What you will do ::
How many lines in the records below contain the word "screenshot"? Give only the number.

[Start Records for this task]

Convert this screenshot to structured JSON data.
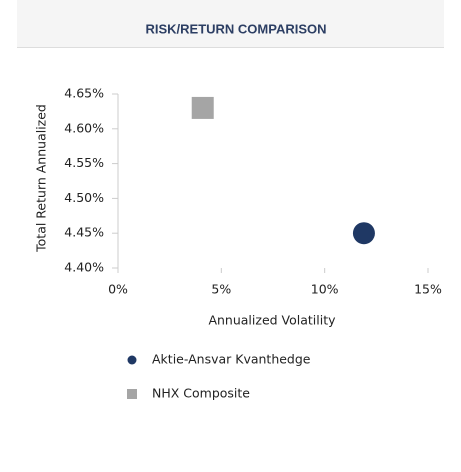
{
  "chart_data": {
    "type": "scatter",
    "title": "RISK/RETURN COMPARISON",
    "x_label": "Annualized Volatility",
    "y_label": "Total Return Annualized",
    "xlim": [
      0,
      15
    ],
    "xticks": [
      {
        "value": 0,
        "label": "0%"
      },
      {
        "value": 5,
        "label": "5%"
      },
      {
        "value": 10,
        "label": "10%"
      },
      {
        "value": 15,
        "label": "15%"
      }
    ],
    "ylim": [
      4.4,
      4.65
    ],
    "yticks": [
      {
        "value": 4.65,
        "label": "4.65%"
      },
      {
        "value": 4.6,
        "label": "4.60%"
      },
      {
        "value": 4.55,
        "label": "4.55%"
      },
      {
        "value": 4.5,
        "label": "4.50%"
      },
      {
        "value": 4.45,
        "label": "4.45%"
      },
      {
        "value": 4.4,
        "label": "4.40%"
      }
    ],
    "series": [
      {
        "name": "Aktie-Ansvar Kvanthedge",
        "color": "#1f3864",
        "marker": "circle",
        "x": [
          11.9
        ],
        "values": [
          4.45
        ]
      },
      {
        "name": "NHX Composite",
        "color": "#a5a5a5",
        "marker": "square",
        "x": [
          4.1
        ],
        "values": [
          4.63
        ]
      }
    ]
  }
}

[End Records for this task]
[Start Records for this task]

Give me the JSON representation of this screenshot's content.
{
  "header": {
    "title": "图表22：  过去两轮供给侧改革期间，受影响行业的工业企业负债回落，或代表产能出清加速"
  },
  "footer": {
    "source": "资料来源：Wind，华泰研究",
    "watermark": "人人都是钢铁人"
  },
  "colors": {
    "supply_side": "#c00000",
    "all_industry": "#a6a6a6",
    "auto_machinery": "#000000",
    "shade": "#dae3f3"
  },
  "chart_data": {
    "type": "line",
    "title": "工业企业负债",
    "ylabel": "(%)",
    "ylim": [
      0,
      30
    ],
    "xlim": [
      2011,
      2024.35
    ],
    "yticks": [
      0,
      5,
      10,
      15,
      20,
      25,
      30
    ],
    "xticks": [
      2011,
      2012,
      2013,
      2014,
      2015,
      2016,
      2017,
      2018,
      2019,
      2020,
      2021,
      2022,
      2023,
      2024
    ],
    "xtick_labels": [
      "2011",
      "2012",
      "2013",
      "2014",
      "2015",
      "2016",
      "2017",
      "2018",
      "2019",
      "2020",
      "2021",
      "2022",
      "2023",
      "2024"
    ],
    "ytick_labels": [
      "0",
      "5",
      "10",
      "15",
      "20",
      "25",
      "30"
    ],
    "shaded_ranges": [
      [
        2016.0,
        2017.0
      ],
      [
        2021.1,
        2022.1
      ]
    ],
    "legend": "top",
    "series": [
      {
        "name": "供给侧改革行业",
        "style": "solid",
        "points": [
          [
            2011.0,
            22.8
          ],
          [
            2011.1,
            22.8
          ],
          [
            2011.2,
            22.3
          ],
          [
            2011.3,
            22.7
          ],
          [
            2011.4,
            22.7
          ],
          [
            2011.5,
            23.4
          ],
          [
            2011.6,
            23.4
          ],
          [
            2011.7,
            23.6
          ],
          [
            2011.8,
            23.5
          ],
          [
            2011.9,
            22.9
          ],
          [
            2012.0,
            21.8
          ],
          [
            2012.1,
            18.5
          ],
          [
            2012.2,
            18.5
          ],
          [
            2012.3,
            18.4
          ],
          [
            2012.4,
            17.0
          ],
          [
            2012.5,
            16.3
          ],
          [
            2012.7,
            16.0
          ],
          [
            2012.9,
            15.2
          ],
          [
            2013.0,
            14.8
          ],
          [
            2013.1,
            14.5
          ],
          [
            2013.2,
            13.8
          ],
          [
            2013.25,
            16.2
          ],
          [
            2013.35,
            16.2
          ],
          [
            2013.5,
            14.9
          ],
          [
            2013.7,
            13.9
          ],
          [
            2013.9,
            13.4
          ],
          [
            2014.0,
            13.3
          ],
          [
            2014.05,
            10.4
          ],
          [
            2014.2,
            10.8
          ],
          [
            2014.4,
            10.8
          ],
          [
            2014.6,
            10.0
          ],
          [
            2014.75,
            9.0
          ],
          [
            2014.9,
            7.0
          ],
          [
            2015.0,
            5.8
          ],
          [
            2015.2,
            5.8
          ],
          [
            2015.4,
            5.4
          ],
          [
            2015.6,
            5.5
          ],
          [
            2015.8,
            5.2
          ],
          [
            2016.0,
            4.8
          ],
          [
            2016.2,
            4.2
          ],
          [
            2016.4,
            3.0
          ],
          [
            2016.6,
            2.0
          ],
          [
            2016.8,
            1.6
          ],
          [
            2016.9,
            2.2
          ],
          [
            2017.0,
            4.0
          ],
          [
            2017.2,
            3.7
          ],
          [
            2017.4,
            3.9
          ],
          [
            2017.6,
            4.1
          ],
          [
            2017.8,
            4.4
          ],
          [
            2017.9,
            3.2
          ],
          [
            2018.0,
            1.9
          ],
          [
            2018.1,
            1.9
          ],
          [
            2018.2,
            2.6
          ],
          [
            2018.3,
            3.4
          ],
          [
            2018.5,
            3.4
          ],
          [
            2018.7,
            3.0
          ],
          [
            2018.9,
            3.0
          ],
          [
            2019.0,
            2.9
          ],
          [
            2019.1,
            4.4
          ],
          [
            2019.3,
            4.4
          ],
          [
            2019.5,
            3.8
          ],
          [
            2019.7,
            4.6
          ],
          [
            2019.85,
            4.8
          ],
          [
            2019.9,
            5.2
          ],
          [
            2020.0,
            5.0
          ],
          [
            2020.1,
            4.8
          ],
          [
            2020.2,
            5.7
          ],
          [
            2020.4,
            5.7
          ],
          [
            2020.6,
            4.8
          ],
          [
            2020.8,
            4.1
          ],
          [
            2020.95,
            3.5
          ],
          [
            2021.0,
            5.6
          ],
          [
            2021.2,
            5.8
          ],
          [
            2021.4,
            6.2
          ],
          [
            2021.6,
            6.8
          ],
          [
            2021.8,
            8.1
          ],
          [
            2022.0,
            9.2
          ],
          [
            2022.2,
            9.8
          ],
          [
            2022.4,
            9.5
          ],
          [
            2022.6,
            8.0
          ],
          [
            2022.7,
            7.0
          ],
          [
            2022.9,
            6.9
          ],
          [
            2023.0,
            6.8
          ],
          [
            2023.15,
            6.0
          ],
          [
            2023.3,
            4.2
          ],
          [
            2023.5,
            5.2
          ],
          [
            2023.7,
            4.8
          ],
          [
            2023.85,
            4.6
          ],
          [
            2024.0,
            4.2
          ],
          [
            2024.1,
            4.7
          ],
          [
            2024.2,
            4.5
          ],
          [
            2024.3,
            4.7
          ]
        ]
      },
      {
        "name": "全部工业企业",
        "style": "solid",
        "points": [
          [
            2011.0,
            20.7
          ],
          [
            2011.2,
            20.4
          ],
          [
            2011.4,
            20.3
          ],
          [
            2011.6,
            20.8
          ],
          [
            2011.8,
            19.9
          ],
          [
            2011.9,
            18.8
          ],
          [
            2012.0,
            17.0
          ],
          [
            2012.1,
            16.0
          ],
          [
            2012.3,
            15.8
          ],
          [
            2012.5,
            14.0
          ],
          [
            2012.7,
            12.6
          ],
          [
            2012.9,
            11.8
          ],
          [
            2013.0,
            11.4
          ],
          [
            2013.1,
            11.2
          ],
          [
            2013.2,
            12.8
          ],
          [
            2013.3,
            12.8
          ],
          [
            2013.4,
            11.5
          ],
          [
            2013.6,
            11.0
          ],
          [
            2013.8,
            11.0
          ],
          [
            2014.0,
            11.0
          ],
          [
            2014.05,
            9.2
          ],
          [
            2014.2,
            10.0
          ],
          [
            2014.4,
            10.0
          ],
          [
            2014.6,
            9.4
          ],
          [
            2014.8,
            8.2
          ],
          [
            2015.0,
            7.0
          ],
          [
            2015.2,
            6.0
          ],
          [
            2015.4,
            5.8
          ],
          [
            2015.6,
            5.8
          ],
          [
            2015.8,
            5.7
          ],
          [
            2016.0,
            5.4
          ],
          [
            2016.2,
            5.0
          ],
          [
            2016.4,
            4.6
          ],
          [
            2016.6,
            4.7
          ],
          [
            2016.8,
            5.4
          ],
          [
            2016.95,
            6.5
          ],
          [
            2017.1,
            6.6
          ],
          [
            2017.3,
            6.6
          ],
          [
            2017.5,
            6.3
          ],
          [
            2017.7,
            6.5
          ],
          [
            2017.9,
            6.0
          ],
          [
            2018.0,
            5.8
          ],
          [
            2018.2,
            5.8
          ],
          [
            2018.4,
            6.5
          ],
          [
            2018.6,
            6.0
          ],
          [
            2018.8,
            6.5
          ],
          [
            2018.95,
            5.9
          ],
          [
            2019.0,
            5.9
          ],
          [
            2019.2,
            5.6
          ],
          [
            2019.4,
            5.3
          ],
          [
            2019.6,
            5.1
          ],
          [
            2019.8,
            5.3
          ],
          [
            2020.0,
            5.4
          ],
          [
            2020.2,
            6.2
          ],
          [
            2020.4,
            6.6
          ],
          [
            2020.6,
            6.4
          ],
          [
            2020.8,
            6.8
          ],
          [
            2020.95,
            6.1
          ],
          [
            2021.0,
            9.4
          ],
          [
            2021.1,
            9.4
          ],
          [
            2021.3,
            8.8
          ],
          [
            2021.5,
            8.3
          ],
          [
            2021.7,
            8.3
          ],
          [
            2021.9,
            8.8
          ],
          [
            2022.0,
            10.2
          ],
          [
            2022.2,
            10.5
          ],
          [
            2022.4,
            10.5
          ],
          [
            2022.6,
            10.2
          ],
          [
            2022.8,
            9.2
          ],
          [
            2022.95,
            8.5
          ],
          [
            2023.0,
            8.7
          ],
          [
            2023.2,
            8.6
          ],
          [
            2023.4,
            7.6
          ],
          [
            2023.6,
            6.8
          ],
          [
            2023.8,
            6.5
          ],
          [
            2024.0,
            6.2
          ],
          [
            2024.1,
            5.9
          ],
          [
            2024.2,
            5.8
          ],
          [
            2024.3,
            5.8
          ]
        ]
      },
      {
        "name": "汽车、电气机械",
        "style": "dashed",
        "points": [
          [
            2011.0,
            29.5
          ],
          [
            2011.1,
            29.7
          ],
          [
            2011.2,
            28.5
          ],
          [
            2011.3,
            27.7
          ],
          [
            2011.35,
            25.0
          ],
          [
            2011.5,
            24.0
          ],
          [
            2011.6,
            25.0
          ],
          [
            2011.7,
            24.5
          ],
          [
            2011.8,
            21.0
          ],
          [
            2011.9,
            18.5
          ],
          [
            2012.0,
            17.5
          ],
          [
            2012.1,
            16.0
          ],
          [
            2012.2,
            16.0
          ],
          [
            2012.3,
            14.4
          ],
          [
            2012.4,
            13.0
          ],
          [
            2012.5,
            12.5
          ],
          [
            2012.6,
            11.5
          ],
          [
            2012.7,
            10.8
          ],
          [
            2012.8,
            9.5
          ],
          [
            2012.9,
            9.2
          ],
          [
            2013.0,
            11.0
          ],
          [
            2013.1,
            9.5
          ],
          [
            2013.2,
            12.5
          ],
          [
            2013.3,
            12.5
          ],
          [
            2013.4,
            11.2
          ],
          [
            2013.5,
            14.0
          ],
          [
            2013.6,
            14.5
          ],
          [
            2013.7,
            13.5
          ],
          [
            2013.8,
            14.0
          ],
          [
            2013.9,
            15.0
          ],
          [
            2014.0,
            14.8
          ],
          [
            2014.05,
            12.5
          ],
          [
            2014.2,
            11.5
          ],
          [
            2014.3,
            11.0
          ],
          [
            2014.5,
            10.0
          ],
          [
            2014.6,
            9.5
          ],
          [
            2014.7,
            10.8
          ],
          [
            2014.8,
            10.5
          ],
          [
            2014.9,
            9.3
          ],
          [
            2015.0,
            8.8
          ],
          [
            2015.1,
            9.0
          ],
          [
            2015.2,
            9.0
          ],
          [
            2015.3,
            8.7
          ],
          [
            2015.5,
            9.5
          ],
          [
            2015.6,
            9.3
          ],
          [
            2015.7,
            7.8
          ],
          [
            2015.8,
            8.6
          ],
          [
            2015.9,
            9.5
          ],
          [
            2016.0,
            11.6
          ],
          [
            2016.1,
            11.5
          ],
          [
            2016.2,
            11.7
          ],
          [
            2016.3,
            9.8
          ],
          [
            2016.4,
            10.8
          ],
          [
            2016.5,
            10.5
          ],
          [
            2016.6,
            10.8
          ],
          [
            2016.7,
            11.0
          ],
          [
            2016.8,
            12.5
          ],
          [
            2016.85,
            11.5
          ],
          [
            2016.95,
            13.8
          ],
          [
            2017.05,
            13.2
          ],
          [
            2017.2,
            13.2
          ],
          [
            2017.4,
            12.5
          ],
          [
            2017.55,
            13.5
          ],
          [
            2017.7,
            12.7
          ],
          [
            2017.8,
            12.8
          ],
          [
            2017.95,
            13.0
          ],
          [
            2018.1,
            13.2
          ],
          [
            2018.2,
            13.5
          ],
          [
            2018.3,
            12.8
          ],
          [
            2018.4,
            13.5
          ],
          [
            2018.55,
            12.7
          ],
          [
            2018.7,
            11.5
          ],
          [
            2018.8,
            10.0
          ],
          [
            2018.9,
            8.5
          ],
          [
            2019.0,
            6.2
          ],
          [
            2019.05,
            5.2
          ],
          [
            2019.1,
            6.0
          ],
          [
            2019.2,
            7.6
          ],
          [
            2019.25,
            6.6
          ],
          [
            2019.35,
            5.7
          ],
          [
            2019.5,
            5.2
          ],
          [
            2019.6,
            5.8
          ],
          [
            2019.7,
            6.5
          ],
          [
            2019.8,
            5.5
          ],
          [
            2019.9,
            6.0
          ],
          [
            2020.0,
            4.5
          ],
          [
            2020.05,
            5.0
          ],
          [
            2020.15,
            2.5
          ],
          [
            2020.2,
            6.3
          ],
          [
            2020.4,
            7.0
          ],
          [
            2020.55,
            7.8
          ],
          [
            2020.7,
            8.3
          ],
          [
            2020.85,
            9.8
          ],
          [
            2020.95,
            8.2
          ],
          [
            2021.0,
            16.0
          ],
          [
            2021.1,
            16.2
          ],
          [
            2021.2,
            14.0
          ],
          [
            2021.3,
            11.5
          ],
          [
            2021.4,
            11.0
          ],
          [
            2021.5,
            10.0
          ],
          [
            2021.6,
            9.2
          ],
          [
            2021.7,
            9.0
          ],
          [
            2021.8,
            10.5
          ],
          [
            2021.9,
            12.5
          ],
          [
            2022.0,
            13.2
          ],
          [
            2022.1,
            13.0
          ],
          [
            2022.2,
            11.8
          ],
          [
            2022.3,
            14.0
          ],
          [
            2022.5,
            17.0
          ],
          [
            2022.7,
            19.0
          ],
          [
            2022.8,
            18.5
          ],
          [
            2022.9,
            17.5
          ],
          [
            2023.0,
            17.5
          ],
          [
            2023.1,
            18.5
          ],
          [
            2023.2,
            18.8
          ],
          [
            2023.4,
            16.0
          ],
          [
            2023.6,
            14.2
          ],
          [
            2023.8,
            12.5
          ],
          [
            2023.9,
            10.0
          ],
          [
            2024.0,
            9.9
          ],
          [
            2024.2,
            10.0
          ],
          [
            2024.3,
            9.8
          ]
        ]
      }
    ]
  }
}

[End Records for this task]

Solution to this problem ::
2